Stored data:
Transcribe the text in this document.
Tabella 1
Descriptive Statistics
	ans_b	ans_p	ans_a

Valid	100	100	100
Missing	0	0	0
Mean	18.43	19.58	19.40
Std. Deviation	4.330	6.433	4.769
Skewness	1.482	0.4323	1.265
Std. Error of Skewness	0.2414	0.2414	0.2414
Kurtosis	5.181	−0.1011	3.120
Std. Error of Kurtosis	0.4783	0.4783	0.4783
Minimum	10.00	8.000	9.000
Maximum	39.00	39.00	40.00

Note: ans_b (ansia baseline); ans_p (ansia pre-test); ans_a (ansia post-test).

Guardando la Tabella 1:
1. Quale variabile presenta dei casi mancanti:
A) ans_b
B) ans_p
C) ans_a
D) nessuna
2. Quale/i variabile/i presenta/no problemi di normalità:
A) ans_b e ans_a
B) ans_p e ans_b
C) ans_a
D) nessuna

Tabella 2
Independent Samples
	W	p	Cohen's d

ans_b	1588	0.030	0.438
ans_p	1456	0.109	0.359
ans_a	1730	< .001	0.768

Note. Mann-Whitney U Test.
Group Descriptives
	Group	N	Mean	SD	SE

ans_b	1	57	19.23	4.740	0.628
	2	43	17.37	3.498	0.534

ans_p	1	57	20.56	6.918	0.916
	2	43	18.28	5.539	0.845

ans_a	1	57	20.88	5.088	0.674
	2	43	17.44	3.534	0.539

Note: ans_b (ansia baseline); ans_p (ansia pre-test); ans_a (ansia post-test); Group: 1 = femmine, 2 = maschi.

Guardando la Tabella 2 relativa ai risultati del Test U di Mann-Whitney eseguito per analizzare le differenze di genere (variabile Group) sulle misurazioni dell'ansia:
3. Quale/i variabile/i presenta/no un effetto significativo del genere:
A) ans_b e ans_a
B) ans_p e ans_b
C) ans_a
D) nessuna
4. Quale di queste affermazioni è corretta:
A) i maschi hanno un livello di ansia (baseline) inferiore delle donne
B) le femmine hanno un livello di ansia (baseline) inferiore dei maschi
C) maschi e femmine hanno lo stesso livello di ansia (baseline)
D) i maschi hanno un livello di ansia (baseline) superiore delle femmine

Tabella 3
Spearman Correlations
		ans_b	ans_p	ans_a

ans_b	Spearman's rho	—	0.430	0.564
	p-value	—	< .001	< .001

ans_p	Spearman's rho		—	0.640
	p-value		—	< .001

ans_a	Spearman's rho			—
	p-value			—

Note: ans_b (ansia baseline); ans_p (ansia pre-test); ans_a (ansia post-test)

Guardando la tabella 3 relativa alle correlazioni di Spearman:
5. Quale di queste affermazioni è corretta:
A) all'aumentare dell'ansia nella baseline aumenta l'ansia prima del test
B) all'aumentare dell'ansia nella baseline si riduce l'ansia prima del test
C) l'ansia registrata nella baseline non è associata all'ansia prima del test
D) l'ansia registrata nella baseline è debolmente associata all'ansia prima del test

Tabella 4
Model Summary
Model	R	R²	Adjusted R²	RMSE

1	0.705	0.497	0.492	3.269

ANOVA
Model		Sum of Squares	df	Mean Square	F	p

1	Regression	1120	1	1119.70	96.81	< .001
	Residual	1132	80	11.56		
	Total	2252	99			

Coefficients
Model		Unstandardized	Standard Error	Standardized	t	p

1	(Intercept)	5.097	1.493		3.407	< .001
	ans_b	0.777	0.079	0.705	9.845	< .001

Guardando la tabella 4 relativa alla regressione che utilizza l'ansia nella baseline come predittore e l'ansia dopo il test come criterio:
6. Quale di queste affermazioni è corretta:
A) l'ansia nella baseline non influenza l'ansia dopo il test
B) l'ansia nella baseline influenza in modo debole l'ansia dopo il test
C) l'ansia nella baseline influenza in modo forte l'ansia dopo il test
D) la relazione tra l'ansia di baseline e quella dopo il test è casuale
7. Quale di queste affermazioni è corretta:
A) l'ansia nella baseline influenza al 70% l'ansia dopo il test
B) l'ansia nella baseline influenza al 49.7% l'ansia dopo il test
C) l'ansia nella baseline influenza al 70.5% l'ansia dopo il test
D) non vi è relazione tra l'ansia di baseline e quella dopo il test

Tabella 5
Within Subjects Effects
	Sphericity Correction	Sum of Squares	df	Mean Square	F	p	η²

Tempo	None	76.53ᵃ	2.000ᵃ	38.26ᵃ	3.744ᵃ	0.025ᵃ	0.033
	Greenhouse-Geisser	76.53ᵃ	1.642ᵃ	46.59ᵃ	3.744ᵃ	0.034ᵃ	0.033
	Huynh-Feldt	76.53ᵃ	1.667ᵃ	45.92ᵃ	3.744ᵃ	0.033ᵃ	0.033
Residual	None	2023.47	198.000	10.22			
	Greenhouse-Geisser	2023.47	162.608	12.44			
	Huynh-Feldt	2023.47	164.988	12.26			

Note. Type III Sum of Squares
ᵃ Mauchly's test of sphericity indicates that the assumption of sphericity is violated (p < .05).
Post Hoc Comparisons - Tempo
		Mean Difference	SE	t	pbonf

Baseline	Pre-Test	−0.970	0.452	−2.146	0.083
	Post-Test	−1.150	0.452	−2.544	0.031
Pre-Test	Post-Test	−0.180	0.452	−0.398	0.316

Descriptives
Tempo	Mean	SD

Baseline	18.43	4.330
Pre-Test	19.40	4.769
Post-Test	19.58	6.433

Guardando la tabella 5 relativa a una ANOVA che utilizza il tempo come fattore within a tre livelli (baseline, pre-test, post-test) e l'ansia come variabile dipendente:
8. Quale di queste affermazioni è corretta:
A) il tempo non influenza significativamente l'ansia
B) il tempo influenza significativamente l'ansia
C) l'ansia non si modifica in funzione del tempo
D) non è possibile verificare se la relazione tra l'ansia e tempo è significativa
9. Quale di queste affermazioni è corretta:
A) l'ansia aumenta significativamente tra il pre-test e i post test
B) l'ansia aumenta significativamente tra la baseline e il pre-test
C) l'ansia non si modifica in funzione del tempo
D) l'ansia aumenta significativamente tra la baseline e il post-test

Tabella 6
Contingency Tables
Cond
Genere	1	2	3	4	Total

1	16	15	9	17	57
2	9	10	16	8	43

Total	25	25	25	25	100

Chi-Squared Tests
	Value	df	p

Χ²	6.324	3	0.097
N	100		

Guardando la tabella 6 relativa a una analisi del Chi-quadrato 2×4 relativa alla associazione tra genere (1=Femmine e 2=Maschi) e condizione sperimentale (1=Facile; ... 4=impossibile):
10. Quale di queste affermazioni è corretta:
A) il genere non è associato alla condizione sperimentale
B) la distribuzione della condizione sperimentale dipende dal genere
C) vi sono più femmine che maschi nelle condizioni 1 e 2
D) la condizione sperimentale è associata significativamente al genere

Directive: Give the count of lines in the data above that hold the string "livello", with no additional words.

Result of this task: 4